I.A - Des ressources hétérogènes

Pour sa part, le RSI présente aujourd'hui une structure de financement différente selon les risques concernés.

Ainsi, 58 % des recettes du régime vieillesse de base des artisans, par exemple, sont issues des cotisations, 23 % de la contribution sociale de solidarité des sociétés (CSSS ou C3S, due par toutes les entreprises cotisant au régime général et dont le chiffre d'affaires est supérieur à 760 000 euros), 14 % de la compensation entre les différents régimes de sécurité sociale et 5 % proviennent de recettes diverses.
Pour le régime vieillesse de base des commerçants, ces pourcentages sont respectivement de 47 %, 24 %, 24 % et
5 %. Enfin, le régime de base en maladie est financé par les cotisations à hauteur de 37 %, par la CSG pour 33 %, par la CSSS pour 19 %, par la prise en charge de certaines prestations par la Caisse nationale de solidarité pour l'autonomie (CNSA) pour 4 % et par des reprises sur provisions et autres produits pour 7 %. Au-delà de ces différences selon les risques couverts, les ressources du RSI présentent néanmoins un certain nombre de caractéristiques communes :

  • les cotisations représentent une partie du financement, comprise entre 47 % et 70 % des ressources (si l'on y ajoute la CSG, dans le cas du risque maladie),
  • la C3S, financée par les entreprises au titre de la solidarité, représente une part importante du financement (entre 19 et 24 % selon les risques),
  • en matière de risque vieillesse, le RSI est créditeur à la compensation démographique, autrement dit, il bénéficie de versements de la part de régimes présentant un équilibre démographique plus favorable.
--
*Travail à réaliser*.
- 1) Dans le passage sur le financement du RSI, quelles sont toutes les sources de financement du régime de base en maladie, avec la part de chacune ?
- 2) Selon le passage sur le financement du RSI, au-delà de quel chiffre d'affaires les entreprises cotisant au régime général doivent-elles la CSSS ?

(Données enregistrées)
--
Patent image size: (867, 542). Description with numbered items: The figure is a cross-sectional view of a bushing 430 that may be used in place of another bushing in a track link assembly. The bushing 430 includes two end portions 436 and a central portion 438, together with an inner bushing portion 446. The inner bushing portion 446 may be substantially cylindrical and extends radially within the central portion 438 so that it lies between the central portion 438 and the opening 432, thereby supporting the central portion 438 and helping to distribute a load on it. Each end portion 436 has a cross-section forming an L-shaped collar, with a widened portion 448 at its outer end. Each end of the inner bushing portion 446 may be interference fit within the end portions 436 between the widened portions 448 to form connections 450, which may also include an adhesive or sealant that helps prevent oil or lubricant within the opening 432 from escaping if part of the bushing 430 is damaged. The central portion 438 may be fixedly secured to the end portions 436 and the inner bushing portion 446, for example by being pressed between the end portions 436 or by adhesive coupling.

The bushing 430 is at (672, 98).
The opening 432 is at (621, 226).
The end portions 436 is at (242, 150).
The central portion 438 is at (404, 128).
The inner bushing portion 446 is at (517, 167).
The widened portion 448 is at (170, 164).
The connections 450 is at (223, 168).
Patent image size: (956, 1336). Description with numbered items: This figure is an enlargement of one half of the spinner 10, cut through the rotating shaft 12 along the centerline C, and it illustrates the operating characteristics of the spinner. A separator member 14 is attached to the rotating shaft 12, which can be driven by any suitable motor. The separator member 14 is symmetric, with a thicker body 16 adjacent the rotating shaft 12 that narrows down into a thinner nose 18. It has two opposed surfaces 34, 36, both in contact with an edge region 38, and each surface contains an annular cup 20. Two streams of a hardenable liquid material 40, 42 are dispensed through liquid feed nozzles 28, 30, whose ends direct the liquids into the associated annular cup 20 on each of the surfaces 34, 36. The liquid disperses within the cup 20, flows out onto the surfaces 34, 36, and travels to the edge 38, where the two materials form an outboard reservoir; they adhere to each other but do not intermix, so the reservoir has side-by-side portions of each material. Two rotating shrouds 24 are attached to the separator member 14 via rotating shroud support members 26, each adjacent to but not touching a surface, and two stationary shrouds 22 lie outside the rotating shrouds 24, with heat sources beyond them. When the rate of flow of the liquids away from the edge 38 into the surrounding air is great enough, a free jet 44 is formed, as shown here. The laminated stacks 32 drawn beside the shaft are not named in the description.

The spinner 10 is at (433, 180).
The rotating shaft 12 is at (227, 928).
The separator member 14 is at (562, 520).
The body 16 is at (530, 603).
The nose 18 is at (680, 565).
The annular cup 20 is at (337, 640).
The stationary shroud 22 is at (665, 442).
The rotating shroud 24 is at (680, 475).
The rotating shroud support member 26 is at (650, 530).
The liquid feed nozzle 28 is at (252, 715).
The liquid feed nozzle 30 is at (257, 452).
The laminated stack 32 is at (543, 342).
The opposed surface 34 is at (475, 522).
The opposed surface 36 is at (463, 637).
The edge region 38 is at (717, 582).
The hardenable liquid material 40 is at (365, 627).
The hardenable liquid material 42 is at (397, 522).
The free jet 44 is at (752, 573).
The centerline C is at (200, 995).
--
*Liste des réponses*.
- 1)
- Les cotisations : 37 %
- La CSG : 33 %
- La CSSS : 19 %
- La prise en charge de certaines prestations par la Caisse nationale de solidarité pour l'autonomie (CNSA) : 4 %
- Les reprises sur provisions et autres produits : 7 %

- 2) Au-delà de 760 000 euros.